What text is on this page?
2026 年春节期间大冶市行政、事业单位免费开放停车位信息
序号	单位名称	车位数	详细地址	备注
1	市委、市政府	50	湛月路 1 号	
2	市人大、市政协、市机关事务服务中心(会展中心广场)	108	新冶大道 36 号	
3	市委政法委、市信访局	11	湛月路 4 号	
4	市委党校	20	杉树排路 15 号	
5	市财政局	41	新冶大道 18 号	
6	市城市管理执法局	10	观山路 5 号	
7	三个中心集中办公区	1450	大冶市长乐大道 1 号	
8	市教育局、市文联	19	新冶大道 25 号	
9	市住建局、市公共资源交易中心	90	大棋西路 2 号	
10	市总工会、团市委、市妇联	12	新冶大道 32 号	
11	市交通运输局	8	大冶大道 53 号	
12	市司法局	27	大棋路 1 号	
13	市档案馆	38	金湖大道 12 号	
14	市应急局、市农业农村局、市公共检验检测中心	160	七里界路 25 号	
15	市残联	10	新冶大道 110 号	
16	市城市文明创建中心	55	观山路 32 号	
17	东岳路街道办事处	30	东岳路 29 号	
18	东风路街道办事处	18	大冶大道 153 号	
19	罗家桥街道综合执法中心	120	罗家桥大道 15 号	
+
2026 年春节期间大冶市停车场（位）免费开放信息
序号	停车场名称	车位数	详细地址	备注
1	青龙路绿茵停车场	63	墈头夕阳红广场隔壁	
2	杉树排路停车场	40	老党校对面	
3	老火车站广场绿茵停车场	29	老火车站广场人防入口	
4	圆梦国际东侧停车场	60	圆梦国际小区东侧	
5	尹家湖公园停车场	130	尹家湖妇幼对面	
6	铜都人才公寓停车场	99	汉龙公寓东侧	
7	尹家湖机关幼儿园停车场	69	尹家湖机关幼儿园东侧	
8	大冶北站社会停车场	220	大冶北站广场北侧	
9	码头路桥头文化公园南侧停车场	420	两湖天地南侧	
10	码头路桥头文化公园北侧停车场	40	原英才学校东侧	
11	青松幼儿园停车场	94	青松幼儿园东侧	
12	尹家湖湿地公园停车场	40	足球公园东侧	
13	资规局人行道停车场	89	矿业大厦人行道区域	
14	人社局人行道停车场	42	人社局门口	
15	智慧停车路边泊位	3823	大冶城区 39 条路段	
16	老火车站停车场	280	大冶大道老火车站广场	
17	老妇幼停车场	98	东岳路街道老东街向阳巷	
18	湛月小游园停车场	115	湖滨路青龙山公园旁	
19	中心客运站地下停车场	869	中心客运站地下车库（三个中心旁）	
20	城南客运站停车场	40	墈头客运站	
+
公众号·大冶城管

STATED GOAL —
Extract all the entries word for word.

RESULT OF THE EXERCISE —
What text is on this page?
2026 年春节期间大冶市行政、事业单位免费开放停车位信息
序号	单位名称	车位数	详细地址	备注
1	市委、市政府	50	湛月路 1 号	
2	市人大、市政协、市机关事务服务中心(会展中心广场)	108	新冶大道 36 号	
3	市委政法委、市信访局	11	湛月路 4 号	
4	市委党校	20	杉树排路 15 号	
5	市财政局	41	新冶大道 18 号	
6	市城市管理执法局	10	观山路 5 号	
7	三个中心集中办公区	1450	大冶市长乐大道 1 号	
8	市教育局、市文联	19	新冶大道 25 号	
9	市住建局、市公共资源交易中心	90	大棋西路 2 号	
10	市总工会、团市委、市妇联	12	新冶大道 32 号	
11	市交通运输局	8	大冶大道 53 号	
12	市司法局	27	大棋路 1 号	
13	市档案馆	38	金湖大道 12 号	
14	市应急局、市农业农村局、市公共检验检测中心	160	七里界路 25 号	
15	市残联	10	新冶大道 110 号	
16	市城市文明创建中心	55	观山路 32 号	
17	东岳路街道办事处	30	东岳路 29 号	
18	东风路街道办事处	18	大冶大道 153 号	
19	罗家桥街道综合执法中心	120	罗家桥大道 15 号	
+
2026 年春节期间大冶市停车场（位）免费开放信息
序号	停车场名称	车位数	详细地址	备注
1	青龙路绿茵停车场	63	墈头夕阳红广场隔壁	
2	杉树排路停车场	40	老党校对面	
3	老火车站广场绿茵停车场	29	老火车站广场人防入口	
4	圆梦国际东侧停车场	60	圆梦国际小区东侧	
5	尹家湖公园停车场	130	尹家湖妇幼对面	
6	铜都人才公寓停车场	99	汉龙公寓东侧	
7	尹家湖机关幼儿园停车场	69	尹家湖机关幼儿园东侧	
8	大冶北站社会停车场	220	大冶北站广场北侧	
9	码头路桥头文化公园南侧停车场	420	两湖天地南侧	
10	码头路桥头文化公园北侧停车场	40	原英才学校东侧	
11	青松幼儿园停车场	94	青松幼儿园东侧	
12	尹家湖湿地公园停车场	40	足球公园东侧	
13	资规局人行道停车场	89	矿业大厦人行道区域	
14	人社局人行道停车场	42	人社局门口	
15	智慧停车路边泊位	3823	大冶城区 39 条路段	
16	老火车站停车场	280	大冶大道老火车站广场	
17	老妇幼停车场	98	东岳路街道老东街向阳巷	
18	湛月小游园停车场	115	湖滨路青龙山公园旁	
19	中心客运站地下停车场	869	中心客运站地下车库（三个中心旁）	
20	城南客运站停车场	40	墈头客运站	
+
公众号·大冶城管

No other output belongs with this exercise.